> _BRANO DI TESTO_:
A que­sto aggiun­giamo il fatto che sen­tissi molto la respon­sa­bi­lità ed il peso della rea­liz­za­zione di sto­rie per un per­so­nag­gio dal pas­sato così impor­tante e oltre­tutto ideato e scritto per anni dal nostro Editore.

L’approdo alla casa editrice meneghina è stato apparentemente rapido, ce ne racconteresti i “retroscena”?
Come già detto l’esperienza fatta sull’Intrepido mi ha permesso di formarmi molto, ma anche le piccole collaborazioni con altre riviste mi hanno dato l’opportunità di entrare in contatto con diversi autori, tra questi devo doverosamente citare Daniele Brolli, che oltretutto considero un grande autore e creatore di testate, per citarne una” Cyborg”, che leggevo e seguivo con interesse. Con lui ero già entrato in contatto alcuni anni prima (tipo nel ‘91) perché voleva coinvolgermi in un progetto di uno spin off, per un nuovo personaggio estrapolato dalla bellissima serie “Ramarro” di Giuseppe Palumbo, ma essendo in partenza da lì a poco per il servizio civile, fui costretto a declinare l’invito per una questione di tempo e serietà. Lui comunque seguii i miei passi successivi e fece il mio nome nel ‘94 a Michele Masiero che in quel periodo si stava occupando di metter su uno staff di nuovi autori per il rilancio di una storica testata Bonelli, Mister No. Dopo alcune prove realizzate del pilota amazzonico, fui assoldato nel team ed iniziai subito la mia prima collaborazione con la storica casa editrice, disegnando peraltro le vicende di un personaggio che già amavo come lettore.

Come è stato l’impatto con la più grande realtà artigianale/imprenditoriale del mondo del fumetto italiano?
Non lo nasconderò dicendo cose diverse, sicuramente passare da storie brevi di al massimo una ventina di tavole, come quelle che disegnavo per l’Intrepido, ai “mallopponi” infiniti che tuttora produco per la Bonelli, inizialmente mi ha creato alcuni problemi sia di qualità che di tempi di realizzazione. L’esperienza fatta con la Universo è stata molto formativa \ma confrontata con l’ industria Bonelli risultava niente, infatti la cosa più difficile inizialmente è stata abituarsi al metodo di lavoro di un sistema così avviato e molto produttivo, rispetto a storielle che realizzavo in maniera assolutamente libera e con pochi vincoli. A questo aggiungiamo il fatto che sentissi molto la responsabilità ed il peso della realizzazione di storie per un personaggio dal passato così importante e oltretutto ideato e scritto per anni dal nostro Editore.


Quali sono stati gli autori che hai principalmente letto fino all’approdo al professionismo, quelli che hanno forgiato il tuo immaginario visivo?

> _CONSEGNA A_: Restituisci parola per parola il passo dell'intervista sul fumetto che comincia con "Non lo nasconderò" e prosegue fino a "oltretutto ideato e scritto per anni dal nostro Editore.".
Il brano e i record costituiscono materiali distinti e indipendenti.

> _DATI ESTRATTI_:
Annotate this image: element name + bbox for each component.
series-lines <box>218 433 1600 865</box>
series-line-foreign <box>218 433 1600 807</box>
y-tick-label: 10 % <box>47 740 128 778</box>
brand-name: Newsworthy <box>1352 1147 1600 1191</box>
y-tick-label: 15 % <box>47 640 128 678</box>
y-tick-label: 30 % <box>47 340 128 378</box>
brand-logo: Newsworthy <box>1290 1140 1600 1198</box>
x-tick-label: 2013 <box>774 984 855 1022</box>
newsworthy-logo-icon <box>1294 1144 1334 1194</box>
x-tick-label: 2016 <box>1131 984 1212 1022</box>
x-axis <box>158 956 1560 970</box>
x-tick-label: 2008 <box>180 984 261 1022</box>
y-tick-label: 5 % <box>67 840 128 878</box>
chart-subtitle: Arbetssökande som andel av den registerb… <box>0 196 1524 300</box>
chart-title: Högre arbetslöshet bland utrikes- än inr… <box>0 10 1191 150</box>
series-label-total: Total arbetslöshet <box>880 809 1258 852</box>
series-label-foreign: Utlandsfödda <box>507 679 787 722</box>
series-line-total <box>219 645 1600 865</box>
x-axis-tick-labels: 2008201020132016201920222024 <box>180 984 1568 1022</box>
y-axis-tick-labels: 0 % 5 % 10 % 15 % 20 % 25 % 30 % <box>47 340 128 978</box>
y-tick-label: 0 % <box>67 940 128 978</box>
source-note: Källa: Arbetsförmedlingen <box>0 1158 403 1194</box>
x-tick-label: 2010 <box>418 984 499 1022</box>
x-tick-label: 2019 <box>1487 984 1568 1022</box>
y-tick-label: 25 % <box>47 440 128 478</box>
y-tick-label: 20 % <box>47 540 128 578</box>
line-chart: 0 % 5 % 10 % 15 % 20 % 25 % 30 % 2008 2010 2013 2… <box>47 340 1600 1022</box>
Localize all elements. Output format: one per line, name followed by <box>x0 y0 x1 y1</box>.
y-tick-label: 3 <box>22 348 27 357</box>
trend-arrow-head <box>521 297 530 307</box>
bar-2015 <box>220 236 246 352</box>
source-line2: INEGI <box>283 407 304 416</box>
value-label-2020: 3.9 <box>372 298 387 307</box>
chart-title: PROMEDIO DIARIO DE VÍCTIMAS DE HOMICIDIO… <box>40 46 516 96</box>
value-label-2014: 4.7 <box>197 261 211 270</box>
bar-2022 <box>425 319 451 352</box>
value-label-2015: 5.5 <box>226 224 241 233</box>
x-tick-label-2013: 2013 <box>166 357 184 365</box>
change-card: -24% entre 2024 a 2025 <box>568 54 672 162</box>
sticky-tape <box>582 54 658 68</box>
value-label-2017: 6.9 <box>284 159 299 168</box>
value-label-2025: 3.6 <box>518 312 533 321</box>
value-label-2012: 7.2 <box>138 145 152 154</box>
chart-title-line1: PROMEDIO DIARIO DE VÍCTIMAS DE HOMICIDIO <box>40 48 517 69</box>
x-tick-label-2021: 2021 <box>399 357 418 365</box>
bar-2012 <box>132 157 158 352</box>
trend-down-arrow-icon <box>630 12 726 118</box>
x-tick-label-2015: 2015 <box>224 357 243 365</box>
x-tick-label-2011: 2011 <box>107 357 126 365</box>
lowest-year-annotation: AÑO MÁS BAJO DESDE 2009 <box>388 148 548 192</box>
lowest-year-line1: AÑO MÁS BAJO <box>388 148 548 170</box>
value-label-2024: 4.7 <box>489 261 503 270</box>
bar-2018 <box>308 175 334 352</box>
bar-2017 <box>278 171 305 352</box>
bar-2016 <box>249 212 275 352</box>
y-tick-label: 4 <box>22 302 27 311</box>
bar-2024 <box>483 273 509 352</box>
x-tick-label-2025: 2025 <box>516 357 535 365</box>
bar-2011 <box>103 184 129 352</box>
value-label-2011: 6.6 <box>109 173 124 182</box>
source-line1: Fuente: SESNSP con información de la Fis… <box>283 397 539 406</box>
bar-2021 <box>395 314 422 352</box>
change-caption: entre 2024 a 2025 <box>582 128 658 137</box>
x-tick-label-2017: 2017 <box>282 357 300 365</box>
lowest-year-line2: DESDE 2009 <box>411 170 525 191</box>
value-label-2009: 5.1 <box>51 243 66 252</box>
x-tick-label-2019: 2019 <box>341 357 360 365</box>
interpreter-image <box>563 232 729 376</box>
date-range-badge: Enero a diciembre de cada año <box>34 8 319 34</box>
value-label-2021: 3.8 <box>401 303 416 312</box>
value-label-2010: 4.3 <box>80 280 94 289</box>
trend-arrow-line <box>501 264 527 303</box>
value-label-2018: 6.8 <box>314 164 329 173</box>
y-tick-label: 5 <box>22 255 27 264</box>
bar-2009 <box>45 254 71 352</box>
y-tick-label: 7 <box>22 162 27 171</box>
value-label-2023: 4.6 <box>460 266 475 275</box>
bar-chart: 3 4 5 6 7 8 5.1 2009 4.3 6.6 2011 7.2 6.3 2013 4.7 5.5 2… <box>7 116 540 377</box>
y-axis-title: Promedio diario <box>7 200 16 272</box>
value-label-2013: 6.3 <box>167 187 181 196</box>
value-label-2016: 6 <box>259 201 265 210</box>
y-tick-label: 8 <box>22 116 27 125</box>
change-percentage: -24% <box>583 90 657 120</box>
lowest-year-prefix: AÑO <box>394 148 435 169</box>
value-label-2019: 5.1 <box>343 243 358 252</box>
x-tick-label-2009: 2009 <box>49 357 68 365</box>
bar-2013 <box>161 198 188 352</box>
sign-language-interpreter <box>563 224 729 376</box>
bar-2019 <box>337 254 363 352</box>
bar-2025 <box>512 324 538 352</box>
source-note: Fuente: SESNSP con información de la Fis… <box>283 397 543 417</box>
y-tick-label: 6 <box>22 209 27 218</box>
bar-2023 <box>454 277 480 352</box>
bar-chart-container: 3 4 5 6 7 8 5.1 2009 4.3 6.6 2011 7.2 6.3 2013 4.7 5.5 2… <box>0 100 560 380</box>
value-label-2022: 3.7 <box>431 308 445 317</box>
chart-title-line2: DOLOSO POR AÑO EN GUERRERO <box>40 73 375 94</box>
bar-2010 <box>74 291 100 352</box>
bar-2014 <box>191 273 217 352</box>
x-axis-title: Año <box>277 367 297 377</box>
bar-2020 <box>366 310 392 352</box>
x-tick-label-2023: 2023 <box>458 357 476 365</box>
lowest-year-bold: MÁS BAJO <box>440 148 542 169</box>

> _CONSEGNA B_: Sostituisci "x-tick-label" con "etichetta-asse-x" nei record, dalla prima riga fino alla riga con "y-tick-label: 25 % <box>47 440 128 478</box>" inclusa, senza cambiare nient'altro. Riporta soltanto queste righe.

> _RISPOSTA A_:
Non lo nasconderò dicendo cose diverse, sicuramente passare da storie brevi di al massimo una ventina di tavole, come quelle che disegnavo per l’Intrepido, ai “mallopponi” infiniti che tuttora produco per la Bonelli, inizialmente mi ha creato alcuni problemi sia di qualità che di tempi di realizzazione. L’esperienza fatta con la Universo è stata molto formativa \ma confrontata con l’ industria Bonelli risultava niente, infatti la cosa più difficile inizialmente è stata abituarsi al metodo di lavoro di un sistema così avviato e molto produttivo, rispetto a storielle che realizzavo in maniera assolutamente libera e con pochi vincoli. A questo aggiungiamo il fatto che sentissi molto la responsabilità ed il peso della realizzazione di storie per un personaggio dal passato così importante e oltretutto ideato e scritto per anni dal nostro Editore.

> _RISPOSTA B_:
Annotate this image: element name + bbox for each component.
series-lines <box>218 433 1600 865</box>
series-line-foreign <box>218 433 1600 807</box>
y-tick-label: 10 % <box>47 740 128 778</box>
brand-name: Newsworthy <box>1352 1147 1600 1191</box>
y-tick-label: 15 % <box>47 640 128 678</box>
y-tick-label: 30 % <box>47 340 128 378</box>
brand-logo: Newsworthy <box>1290 1140 1600 1198</box>
etichetta-asse-x: 2013 <box>774 984 855 1022</box>
newsworthy-logo-icon <box>1294 1144 1334 1194</box>
etichetta-asse-x: 2016 <box>1131 984 1212 1022</box>
x-axis <box>158 956 1560 970</box>
etichetta-asse-x: 2008 <box>180 984 261 1022</box>
y-tick-label: 5 % <box>67 840 128 878</box>
chart-subtitle: Arbetssökande som andel av den registerb… <box>0 196 1524 300</box>
chart-title: Högre arbetslöshet bland utrikes- än inr… <box>0 10 1191 150</box>
series-label-total: Total arbetslöshet <box>880 809 1258 852</box>
series-label-foreign: Utlandsfödda <box>507 679 787 722</box>
series-line-total <box>219 645 1600 865</box>
x-axis-tick-labels: 2008201020132016201920222024 <box>180 984 1568 1022</box>
y-axis-tick-labels: 0 % 5 % 10 % 15 % 20 % 25 % 30 % <box>47 340 128 978</box>
y-tick-label: 0 % <box>67 940 128 978</box>
source-note: Källa: Arbetsförmedlingen <box>0 1158 403 1194</box>
etichetta-asse-x: 2010 <box>418 984 499 1022</box>
etichetta-asse-x: 2019 <box>1487 984 1568 1022</box>
y-tick-label: 25 % <box>47 440 128 478</box>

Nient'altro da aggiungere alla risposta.